[Data for this exercise]
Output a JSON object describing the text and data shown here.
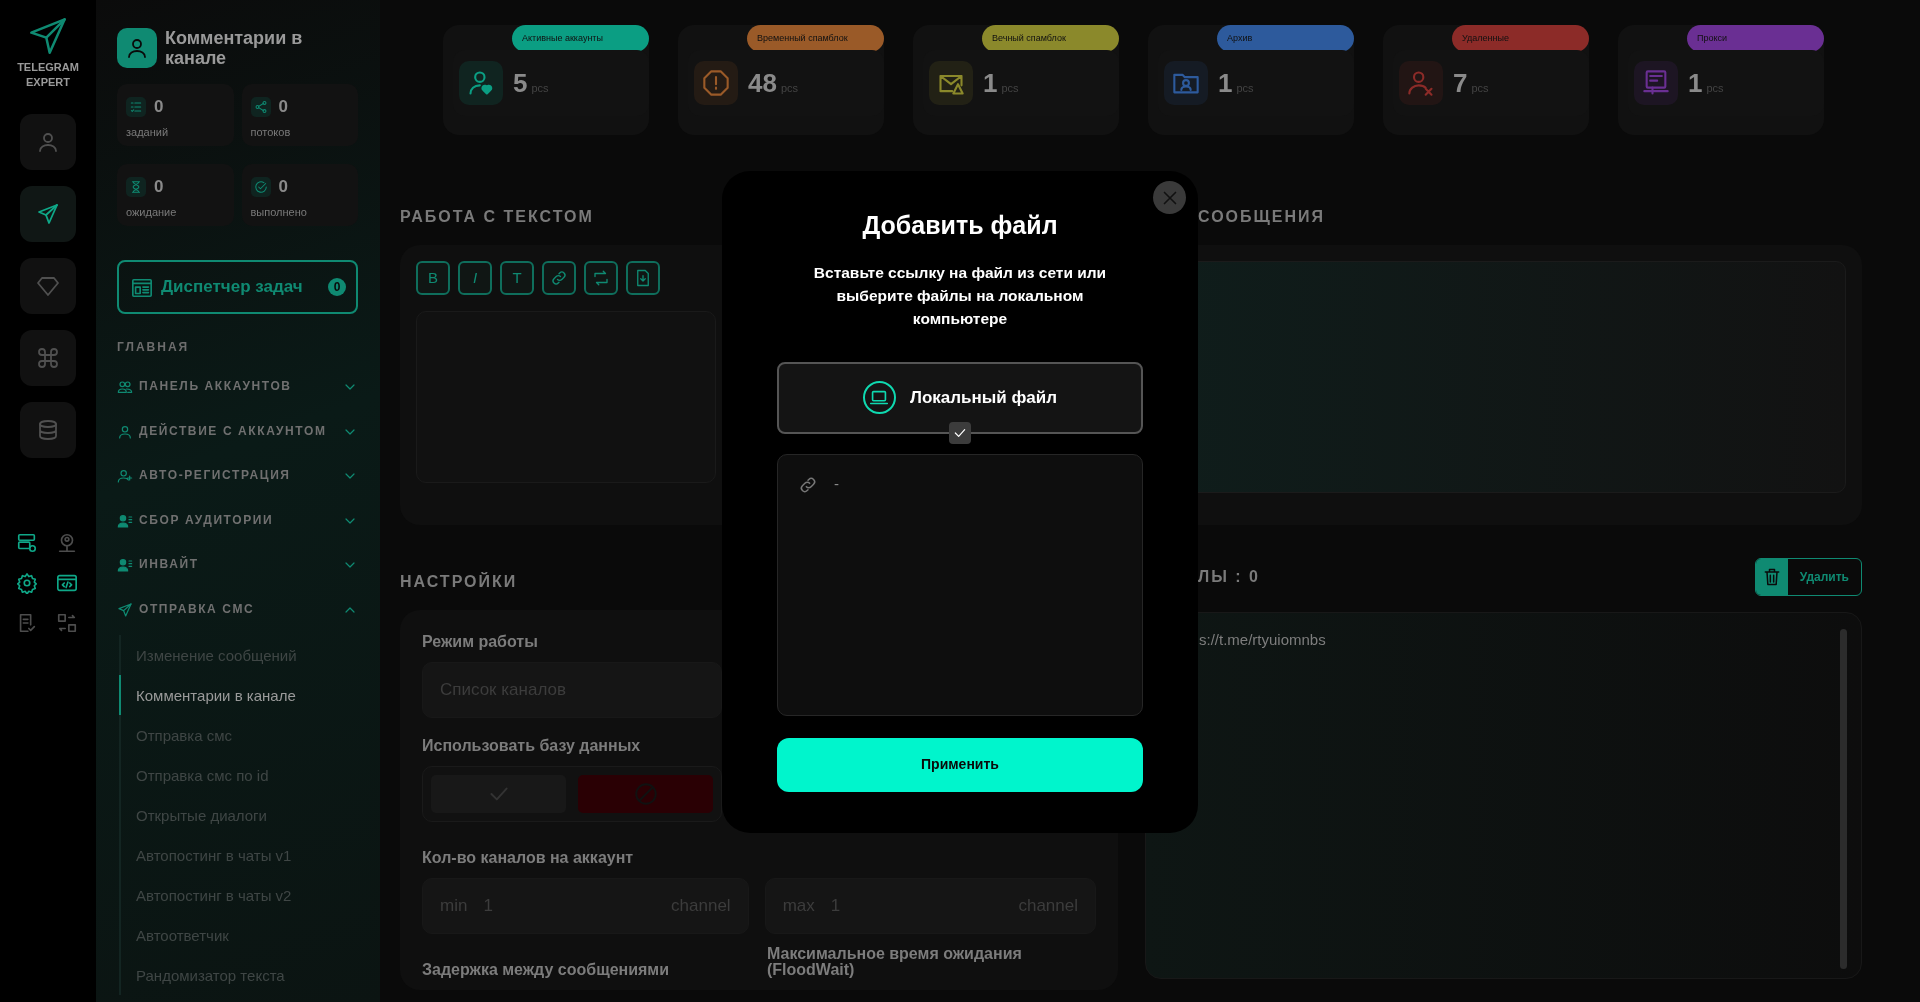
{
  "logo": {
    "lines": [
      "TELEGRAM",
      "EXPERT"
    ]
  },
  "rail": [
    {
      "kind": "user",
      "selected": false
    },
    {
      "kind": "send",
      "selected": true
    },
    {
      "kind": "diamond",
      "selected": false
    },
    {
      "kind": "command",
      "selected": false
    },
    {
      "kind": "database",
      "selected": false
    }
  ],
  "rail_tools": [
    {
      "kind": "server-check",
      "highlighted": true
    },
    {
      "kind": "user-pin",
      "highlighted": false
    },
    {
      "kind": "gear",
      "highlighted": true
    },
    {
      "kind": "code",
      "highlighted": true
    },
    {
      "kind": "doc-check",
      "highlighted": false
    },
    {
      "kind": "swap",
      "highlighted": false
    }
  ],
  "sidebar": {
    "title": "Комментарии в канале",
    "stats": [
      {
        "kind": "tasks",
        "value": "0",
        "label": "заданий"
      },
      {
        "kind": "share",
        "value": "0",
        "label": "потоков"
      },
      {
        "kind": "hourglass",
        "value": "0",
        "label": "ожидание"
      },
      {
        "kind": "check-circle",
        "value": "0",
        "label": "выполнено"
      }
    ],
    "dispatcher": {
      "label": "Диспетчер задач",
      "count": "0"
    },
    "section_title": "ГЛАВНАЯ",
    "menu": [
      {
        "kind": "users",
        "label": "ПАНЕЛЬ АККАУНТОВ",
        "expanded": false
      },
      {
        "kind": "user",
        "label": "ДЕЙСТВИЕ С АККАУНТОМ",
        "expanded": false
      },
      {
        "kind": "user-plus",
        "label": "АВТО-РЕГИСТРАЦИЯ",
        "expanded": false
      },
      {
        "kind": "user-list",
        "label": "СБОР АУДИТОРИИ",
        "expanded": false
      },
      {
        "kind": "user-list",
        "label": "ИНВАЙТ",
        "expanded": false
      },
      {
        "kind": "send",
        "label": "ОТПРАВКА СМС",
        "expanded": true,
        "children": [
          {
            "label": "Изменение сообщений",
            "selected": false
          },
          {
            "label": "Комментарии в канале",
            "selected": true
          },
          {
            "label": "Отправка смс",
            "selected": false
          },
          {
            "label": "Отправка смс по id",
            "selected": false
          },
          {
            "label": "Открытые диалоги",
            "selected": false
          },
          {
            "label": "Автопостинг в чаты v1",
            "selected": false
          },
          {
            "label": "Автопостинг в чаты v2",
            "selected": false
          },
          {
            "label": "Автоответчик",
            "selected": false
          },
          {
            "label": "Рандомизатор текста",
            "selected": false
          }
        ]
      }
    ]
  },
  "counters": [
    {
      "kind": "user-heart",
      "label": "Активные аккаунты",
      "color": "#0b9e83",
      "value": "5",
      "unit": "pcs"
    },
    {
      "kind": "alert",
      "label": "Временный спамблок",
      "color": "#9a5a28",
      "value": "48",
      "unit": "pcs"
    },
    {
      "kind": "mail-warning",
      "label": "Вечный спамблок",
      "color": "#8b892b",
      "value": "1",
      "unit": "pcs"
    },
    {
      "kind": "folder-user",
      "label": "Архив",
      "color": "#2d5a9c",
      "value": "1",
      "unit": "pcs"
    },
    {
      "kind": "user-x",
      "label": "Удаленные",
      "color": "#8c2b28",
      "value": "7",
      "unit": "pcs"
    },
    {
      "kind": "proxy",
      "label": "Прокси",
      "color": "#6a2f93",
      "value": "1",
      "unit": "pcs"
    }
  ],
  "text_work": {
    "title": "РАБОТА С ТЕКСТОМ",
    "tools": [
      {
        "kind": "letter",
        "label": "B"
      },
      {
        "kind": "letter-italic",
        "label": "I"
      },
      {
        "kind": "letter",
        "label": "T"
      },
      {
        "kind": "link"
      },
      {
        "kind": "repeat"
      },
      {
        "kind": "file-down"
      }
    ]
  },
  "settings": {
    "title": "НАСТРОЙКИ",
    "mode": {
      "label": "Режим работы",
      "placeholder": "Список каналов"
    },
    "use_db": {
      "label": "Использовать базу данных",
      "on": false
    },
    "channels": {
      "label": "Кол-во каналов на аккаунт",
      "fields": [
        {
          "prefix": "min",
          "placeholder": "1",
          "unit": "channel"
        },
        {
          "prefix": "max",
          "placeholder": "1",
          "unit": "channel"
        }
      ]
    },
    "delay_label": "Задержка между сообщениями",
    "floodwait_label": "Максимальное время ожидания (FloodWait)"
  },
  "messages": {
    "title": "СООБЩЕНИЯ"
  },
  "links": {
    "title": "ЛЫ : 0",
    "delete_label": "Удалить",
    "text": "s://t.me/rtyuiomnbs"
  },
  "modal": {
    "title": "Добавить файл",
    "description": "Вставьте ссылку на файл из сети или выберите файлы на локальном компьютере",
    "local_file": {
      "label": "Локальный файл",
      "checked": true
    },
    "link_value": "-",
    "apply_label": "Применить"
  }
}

[Set exercise] Reproduce the listing above exactly, excluding all pictures.

[Solution to this task]
Output a JSON object describing the text and data shown here.
{
  "logo": {
    "lines": [
      "TELEGRAM",
      "EXPERT"
    ]
  },
  "rail": [
    {
      "kind": "user",
      "selected": false
    },
    {
      "kind": "send",
      "selected": true
    },
    {
      "kind": "diamond",
      "selected": false
    },
    {
      "kind": "command",
      "selected": false
    },
    {
      "kind": "database",
      "selected": false
    }
  ],
  "rail_tools": [
    {
      "kind": "server-check",
      "highlighted": true
    },
    {
      "kind": "user-pin",
      "highlighted": false
    },
    {
      "kind": "gear",
      "highlighted": true
    },
    {
      "kind": "code",
      "highlighted": true
    },
    {
      "kind": "doc-check",
      "highlighted": false
    },
    {
      "kind": "swap",
      "highlighted": false
    }
  ],
  "sidebar": {
    "title": "Комментарии в канале",
    "stats": [
      {
        "kind": "tasks",
        "value": "0",
        "label": "заданий"
      },
      {
        "kind": "share",
        "value": "0",
        "label": "потоков"
      },
      {
        "kind": "hourglass",
        "value": "0",
        "label": "ожидание"
      },
      {
        "kind": "check-circle",
        "value": "0",
        "label": "выполнено"
      }
    ],
    "dispatcher": {
      "label": "Диспетчер задач",
      "count": "0"
    },
    "section_title": "ГЛАВНАЯ",
    "menu": [
      {
        "kind": "users",
        "label": "ПАНЕЛЬ АККАУНТОВ",
        "expanded": false
      },
      {
        "kind": "user",
        "label": "ДЕЙСТВИЕ С АККАУНТОМ",
        "expanded": false
      },
      {
        "kind": "user-plus",
        "label": "АВТО-РЕГИСТРАЦИЯ",
        "expanded": false
      },
      {
        "kind": "user-list",
        "label": "СБОР АУДИТОРИИ",
        "expanded": false
      },
      {
        "kind": "user-list",
        "label": "ИНВАЙТ",
        "expanded": false
      },
      {
        "kind": "send",
        "label": "ОТПРАВКА СМС",
        "expanded": true,
        "children": [
          {
            "label": "Изменение сообщений",
            "selected": false
          },
          {
            "label": "Комментарии в канале",
            "selected": true
          },
          {
            "label": "Отправка смс",
            "selected": false
          },
          {
            "label": "Отправка смс по id",
            "selected": false
          },
          {
            "label": "Открытые диалоги",
            "selected": false
          },
          {
            "label": "Автопостинг в чаты v1",
            "selected": false
          },
          {
            "label": "Автопостинг в чаты v2",
            "selected": false
          },
          {
            "label": "Автоответчик",
            "selected": false
          },
          {
            "label": "Рандомизатор текста",
            "selected": false
          }
        ]
      }
    ]
  },
  "counters": [
    {
      "kind": "user-heart",
      "label": "Активные аккаунты",
      "color": "#0b9e83",
      "value": "5",
      "unit": "pcs"
    },
    {
      "kind": "alert",
      "label": "Временный спамблок",
      "color": "#9a5a28",
      "value": "48",
      "unit": "pcs"
    },
    {
      "kind": "mail-warning",
      "label": "Вечный спамблок",
      "color": "#8b892b",
      "value": "1",
      "unit": "pcs"
    },
    {
      "kind": "folder-user",
      "label": "Архив",
      "color": "#2d5a9c",
      "value": "1",
      "unit": "pcs"
    },
    {
      "kind": "user-x",
      "label": "Удаленные",
      "color": "#8c2b28",
      "value": "7",
      "unit": "pcs"
    },
    {
      "kind": "proxy",
      "label": "Прокси",
      "color": "#6a2f93",
      "value": "1",
      "unit": "pcs"
    }
  ],
  "text_work": {
    "title": "РАБОТА С ТЕКСТОМ",
    "tools": [
      {
        "kind": "letter",
        "label": "B"
      },
      {
        "kind": "letter-italic",
        "label": "I"
      },
      {
        "kind": "letter",
        "label": "T"
      },
      {
        "kind": "link"
      },
      {
        "kind": "repeat"
      },
      {
        "kind": "file-down"
      }
    ]
  },
  "settings": {
    "title": "НАСТРОЙКИ",
    "mode": {
      "label": "Режим работы",
      "placeholder": "Список каналов"
    },
    "use_db": {
      "label": "Использовать базу данных",
      "on": false
    },
    "channels": {
      "label": "Кол-во каналов на аккаунт",
      "fields": [
        {
          "prefix": "min",
          "placeholder": "1",
          "unit": "channel"
        },
        {
          "prefix": "max",
          "placeholder": "1",
          "unit": "channel"
        }
      ]
    },
    "delay_label": "Задержка между сообщениями",
    "floodwait_label": "Максимальное время ожидания (FloodWait)"
  },
  "messages": {
    "title": "СООБЩЕНИЯ"
  },
  "links": {
    "title": "ЛЫ : 0",
    "delete_label": "Удалить",
    "text": "s://t.me/rtyuiomnbs"
  },
  "modal": {
    "title": "Добавить файл",
    "description": "Вставьте ссылку на файл из сети или выберите файлы на локальном компьютере",
    "local_file": {
      "label": "Локальный файл",
      "checked": true
    },
    "link_value": "-",
    "apply_label": "Применить"
  }
}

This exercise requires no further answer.